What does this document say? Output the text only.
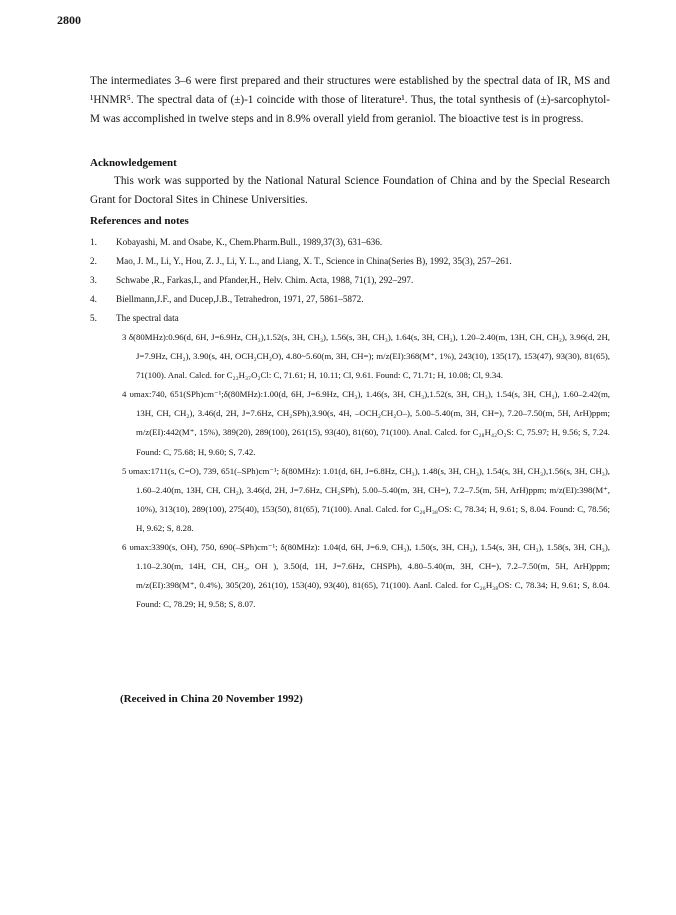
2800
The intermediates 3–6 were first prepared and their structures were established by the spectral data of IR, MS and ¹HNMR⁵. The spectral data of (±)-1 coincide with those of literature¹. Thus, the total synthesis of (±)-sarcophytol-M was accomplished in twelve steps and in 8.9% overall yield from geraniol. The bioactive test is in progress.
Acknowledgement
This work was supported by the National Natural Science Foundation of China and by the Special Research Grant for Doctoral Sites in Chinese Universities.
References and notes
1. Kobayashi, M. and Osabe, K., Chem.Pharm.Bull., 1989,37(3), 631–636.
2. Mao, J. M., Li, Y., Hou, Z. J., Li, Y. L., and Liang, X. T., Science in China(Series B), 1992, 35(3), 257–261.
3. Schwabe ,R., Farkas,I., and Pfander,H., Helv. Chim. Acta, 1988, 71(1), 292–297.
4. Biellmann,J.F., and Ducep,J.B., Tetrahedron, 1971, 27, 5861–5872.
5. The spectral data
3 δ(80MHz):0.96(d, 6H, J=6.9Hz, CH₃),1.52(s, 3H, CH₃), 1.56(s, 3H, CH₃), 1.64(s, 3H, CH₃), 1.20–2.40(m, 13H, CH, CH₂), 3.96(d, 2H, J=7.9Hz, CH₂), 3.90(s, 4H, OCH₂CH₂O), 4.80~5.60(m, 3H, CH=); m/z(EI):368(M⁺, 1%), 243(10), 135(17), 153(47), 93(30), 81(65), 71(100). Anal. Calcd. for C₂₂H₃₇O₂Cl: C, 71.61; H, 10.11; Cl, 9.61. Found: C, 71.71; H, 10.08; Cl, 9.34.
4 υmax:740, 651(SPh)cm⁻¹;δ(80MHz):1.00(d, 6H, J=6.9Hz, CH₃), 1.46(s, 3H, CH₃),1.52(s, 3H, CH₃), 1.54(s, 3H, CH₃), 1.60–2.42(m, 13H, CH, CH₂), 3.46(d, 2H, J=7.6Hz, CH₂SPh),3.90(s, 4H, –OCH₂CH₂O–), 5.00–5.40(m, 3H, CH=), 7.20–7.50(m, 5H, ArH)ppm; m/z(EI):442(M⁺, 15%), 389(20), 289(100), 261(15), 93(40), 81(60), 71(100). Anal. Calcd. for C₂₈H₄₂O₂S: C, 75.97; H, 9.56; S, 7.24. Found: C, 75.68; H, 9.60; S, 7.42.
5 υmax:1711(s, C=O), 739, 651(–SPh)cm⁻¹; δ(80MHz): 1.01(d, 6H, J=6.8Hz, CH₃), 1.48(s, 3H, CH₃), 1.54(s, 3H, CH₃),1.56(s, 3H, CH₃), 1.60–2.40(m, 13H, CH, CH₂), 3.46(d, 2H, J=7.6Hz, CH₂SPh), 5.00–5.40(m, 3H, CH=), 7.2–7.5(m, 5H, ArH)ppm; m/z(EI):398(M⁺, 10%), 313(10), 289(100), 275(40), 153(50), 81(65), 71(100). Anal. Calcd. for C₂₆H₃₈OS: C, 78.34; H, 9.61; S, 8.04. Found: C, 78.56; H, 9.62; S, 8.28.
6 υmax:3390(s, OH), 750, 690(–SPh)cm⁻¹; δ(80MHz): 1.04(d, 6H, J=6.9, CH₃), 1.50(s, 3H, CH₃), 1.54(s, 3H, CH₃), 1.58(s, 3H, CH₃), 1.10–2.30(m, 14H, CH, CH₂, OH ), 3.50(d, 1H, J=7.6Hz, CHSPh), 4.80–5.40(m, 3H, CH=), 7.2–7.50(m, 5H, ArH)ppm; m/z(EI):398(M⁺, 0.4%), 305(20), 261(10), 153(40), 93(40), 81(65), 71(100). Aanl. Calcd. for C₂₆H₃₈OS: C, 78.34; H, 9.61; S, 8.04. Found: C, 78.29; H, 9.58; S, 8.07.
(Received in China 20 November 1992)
......
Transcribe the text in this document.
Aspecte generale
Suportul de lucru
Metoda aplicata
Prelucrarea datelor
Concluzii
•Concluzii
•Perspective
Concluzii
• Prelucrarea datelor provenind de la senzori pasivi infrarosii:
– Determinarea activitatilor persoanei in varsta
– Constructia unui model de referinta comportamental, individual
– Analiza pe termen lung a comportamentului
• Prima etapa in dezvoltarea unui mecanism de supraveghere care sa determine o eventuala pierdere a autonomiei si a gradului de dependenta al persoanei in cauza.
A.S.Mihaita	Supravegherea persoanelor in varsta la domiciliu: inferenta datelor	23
......
Find the string "persoanei" in the entries above and return each line that holds it.

## Response
– Determinarea activitatilor persoanei in varsta
• Prima etapa in dezvoltarea unui mecanism de supraveghere care sa determine o eventuala pierdere a autonomiei si a gradului de dependenta al persoanei in cauza.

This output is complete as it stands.